--- START OF SELECTED EXTRACT ---

In two prior blog posts I’ve critiqued Greg Boyd’s Cross Vision: How the Crucifixion of Jesus Makes Sense of Old Testament Violence. In this final post, I want to summarize my assessment and give reasons why I think Boyd’s proposal fails to deliver, indeed, in some cases it does the opposite. Boyd’s purpose is to explain how to make sense of the violence we find in the Old Testament in such a way that it is coherent with the love of God expressed in Christ, and expressed most clearly in Jesus’ life-giving sacrifice at Calvary. These are not new questions, and in many ways Boyd’s approach is not new.
The early heretic Marcion proposed ideas similar to what Boyd promotes. Boyd does not dismiss the Hebrew Bible, as Marcion did, but the dichotomy between the bellicose portrayals of Yahweh and the message of Jesus is, in a sense, Marcionite. Boyd achieves a subtler dismissal of the Old Testament through an allegorizing hermeneutic by which he radically reinterprets the words of the Old Testament. He attributes the warlike parts to the author’s fallen and culturally-conditioned Ancient Near East mindset, and repeatedly affirms that something else is going on.
Did God bring a flood upon the earth to judge its wickedness and rebellion? Not really. “We should interpret the Flood narrative not as a judgment that God violently imposed on the earth, but as an extreme example of what collective human sin looks like when God withdraws his merciful restraints to allow it to run its self-destructive course.”[1] How the flood is the natural consequence of sin is unclear.
Did God bring plagues upon the Egyptians as a judgment for not letting Israel go? Not really. Cosmic beasts, agents of destruction, did it. “It seems that prior to God allowing one cosmic serpent (the Red Sea) to swallow another (Egypt, Pharaoh), God had already allowed one band of destroying agents (the agents behind the ten plagues) to swallow up another band of evil agents (the ten chief gods of Egypt) and to begin to undo creation in the land of Egypt. And this is why God’s battle against Egypt and the Pharaoh, understood as yet another cosmic beast, is launched and is culminated with dragon-swallowing-dragon events…while the author of this narrative credits Yahweh with violence, the truth is that God was directly involved in none of it.”[2]
Every other instance where the Old Testament presents something distasteful is reinterpreted in such a way that God is not really involved, or at a minimum he allows himself to be portrayed inaccurately, because of the ANE people’s moral blindness. Boyd presents a kind of soft Marcionism, and one that leaves a person ultimately unequipped to be an intelligent reader of Scripture.
Ironically, Boyd claims to be conservative in his approach to Scripture.

--- END OF SELECTED EXTRACT ---
--- START OF DATA ENTRIES ---

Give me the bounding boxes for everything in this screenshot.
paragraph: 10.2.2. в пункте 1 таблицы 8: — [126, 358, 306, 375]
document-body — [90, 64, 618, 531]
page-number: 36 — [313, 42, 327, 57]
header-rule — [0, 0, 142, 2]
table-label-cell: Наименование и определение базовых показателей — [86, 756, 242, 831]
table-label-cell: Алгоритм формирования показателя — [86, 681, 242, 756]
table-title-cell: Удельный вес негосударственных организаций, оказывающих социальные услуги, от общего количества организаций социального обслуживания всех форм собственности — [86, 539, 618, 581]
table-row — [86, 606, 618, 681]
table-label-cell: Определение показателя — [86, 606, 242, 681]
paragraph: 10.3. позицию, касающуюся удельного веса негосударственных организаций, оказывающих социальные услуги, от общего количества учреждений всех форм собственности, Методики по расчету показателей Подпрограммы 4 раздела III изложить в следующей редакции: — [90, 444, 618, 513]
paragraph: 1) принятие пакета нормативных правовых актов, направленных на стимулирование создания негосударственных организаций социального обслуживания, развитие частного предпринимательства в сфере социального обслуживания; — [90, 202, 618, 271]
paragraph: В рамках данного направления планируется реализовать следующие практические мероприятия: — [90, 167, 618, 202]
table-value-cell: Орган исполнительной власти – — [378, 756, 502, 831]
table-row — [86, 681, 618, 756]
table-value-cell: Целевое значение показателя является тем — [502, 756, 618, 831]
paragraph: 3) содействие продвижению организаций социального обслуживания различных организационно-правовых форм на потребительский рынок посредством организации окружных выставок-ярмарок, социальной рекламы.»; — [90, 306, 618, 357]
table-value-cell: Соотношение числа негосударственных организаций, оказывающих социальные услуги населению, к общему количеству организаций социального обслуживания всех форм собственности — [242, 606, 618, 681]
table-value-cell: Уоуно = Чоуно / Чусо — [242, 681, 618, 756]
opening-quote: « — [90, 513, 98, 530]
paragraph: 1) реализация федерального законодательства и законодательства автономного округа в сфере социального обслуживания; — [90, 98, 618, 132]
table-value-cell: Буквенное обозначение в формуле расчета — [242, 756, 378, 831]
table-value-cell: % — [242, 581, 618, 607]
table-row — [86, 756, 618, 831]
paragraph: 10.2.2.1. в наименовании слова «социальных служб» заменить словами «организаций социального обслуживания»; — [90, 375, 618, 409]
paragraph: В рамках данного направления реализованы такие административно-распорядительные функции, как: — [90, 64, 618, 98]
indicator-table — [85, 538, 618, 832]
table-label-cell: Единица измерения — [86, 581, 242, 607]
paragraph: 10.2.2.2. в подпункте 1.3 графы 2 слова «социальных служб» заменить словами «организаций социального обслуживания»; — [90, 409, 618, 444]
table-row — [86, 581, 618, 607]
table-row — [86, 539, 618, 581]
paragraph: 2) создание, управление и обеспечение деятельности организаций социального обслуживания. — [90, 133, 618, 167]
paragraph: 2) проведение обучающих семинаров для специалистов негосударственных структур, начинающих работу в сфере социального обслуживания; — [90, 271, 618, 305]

--- END OF DATA ENTRIES ---

▸ **EXERCISES**:
1. Reproduce the Cross Vision critique from "Did God bring a" up to and including "sin is unclear.".
2. In the Cross Vision critique, which early heretic is said to have proposed ideas similar to Boyd's?
The listing comes from a separate source unrelated to the Cross Vision critique.

▸ **EXERCISE ANSWERS**:
1.
Did God bring a flood upon the earth to judge its wickedness and rebellion? Not really. “We should interpret the Flood narrative not as a judgment that God violently imposed on the earth, but as an extreme example of what collective human sin looks like when God withdraws his merciful restraints to allow it to run its self-destructive course.”[1] How the flood is the natural consequence of sin is unclear.

2. Marcion